┌─ SUPPLIED RECORDS
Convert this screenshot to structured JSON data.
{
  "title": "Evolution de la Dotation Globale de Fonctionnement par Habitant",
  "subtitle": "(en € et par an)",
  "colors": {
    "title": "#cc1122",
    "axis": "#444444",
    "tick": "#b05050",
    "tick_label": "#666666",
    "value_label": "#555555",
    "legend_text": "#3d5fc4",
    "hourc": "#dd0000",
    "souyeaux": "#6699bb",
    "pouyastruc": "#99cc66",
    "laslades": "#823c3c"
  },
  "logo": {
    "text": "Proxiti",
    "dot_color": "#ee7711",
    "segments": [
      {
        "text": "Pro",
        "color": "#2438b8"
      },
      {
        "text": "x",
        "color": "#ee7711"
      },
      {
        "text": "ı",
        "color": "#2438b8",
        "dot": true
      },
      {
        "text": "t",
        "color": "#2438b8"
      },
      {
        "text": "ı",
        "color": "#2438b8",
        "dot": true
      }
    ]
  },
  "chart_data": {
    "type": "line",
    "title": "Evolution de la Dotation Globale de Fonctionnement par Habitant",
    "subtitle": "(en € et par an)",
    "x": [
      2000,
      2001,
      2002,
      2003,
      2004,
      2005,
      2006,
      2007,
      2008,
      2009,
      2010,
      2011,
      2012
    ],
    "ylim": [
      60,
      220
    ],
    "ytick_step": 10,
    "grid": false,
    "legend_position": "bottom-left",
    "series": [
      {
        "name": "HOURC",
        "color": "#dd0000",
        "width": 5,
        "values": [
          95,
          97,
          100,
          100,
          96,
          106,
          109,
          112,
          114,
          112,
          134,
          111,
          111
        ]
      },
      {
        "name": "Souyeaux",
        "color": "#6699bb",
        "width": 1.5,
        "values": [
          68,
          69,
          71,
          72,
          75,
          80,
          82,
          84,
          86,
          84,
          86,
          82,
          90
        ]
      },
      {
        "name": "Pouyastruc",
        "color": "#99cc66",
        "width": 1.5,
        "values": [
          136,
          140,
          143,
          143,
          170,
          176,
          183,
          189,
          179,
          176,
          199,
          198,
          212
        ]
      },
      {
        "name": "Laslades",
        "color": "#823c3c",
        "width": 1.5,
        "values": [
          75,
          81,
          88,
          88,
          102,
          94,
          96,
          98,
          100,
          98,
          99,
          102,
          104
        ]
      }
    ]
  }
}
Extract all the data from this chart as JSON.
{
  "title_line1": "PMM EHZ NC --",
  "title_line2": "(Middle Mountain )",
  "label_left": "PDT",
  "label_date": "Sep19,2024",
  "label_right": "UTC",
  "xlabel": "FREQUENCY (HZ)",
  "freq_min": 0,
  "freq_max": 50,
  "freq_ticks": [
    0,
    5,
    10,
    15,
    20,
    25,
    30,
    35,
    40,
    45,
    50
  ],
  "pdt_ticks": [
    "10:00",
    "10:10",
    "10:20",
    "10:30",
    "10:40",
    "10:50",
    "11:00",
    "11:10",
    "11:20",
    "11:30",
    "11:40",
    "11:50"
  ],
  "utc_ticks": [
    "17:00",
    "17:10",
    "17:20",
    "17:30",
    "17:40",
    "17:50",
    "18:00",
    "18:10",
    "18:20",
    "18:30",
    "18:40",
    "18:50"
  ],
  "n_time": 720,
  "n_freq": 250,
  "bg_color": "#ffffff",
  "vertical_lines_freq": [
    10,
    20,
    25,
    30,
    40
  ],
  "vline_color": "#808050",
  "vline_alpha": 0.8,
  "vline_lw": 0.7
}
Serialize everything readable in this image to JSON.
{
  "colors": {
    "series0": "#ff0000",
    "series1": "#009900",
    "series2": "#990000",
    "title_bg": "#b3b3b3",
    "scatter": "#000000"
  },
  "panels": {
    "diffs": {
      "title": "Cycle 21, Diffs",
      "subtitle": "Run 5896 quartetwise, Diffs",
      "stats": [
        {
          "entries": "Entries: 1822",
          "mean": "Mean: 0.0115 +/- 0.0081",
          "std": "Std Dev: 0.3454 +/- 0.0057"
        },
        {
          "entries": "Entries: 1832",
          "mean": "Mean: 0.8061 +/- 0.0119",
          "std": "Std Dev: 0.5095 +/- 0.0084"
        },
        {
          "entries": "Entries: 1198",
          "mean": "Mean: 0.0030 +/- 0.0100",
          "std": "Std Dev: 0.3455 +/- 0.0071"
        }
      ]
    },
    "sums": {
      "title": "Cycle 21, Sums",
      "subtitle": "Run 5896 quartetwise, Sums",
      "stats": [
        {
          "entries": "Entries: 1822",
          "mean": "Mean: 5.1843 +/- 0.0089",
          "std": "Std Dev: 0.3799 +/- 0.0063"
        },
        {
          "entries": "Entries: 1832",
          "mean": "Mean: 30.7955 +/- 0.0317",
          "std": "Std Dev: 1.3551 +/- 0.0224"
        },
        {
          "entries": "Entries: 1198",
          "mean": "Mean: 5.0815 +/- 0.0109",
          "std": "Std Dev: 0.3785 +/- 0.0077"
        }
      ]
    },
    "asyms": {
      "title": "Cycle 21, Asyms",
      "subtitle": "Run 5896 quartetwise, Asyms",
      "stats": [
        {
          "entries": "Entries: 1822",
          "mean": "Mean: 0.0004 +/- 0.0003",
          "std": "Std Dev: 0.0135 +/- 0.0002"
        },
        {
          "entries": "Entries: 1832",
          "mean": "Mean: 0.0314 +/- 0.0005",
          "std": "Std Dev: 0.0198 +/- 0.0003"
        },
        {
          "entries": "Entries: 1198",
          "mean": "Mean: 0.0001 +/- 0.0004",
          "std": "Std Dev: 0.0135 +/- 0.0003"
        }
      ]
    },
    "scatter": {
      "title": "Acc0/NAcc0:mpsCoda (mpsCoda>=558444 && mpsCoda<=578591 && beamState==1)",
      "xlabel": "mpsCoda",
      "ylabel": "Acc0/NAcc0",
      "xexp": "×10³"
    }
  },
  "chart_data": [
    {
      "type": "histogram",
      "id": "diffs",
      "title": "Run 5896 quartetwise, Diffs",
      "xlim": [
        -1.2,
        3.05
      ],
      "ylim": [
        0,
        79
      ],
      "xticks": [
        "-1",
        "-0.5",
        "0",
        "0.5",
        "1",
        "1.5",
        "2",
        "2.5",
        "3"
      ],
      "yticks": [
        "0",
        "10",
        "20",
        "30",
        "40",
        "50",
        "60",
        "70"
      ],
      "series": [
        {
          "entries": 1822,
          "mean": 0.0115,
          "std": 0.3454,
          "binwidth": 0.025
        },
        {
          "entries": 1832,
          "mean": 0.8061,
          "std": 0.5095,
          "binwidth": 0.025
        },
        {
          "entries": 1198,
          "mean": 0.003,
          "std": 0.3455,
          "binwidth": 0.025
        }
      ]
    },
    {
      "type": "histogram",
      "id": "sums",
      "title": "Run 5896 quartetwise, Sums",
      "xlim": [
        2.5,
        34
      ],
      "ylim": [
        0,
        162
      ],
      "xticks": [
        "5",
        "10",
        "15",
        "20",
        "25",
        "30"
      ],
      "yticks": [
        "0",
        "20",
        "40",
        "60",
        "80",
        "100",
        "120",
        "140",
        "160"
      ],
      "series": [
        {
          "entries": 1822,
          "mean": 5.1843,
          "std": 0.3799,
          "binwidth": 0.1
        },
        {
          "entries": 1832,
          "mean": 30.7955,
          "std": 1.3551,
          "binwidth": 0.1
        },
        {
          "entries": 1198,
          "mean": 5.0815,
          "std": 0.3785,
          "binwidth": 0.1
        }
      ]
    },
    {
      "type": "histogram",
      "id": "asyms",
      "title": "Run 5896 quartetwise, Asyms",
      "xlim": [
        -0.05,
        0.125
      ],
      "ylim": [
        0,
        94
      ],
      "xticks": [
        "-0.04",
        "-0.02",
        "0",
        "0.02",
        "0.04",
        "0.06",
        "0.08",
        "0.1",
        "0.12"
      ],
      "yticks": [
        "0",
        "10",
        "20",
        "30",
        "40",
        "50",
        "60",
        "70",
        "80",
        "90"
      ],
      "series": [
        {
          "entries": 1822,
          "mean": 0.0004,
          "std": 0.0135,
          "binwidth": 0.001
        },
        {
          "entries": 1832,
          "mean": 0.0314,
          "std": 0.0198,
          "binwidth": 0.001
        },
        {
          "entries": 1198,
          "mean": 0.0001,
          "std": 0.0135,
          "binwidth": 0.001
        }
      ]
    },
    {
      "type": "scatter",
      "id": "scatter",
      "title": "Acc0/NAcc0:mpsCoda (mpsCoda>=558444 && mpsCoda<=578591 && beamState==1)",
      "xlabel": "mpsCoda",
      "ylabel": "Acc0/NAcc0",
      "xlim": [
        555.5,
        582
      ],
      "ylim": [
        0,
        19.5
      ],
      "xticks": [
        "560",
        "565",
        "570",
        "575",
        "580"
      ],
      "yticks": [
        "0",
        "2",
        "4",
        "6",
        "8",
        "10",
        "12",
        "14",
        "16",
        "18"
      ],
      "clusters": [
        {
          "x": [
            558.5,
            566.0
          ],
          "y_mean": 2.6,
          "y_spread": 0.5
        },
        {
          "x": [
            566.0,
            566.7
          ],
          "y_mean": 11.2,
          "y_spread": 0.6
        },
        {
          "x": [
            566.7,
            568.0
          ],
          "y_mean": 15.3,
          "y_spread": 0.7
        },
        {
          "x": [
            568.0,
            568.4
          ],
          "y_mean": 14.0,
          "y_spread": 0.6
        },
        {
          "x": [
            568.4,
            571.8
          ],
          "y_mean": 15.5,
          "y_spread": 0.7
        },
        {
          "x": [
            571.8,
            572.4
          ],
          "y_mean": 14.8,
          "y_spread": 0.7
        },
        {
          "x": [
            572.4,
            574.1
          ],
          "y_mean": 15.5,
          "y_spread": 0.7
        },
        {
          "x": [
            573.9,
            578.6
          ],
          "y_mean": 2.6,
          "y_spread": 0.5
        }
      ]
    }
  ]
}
└─
* [AIM OF THE TASK] Tally every line of the data that holds the word "quartetwise" and write the count alone.

* [RESULT OF THE TASK] 6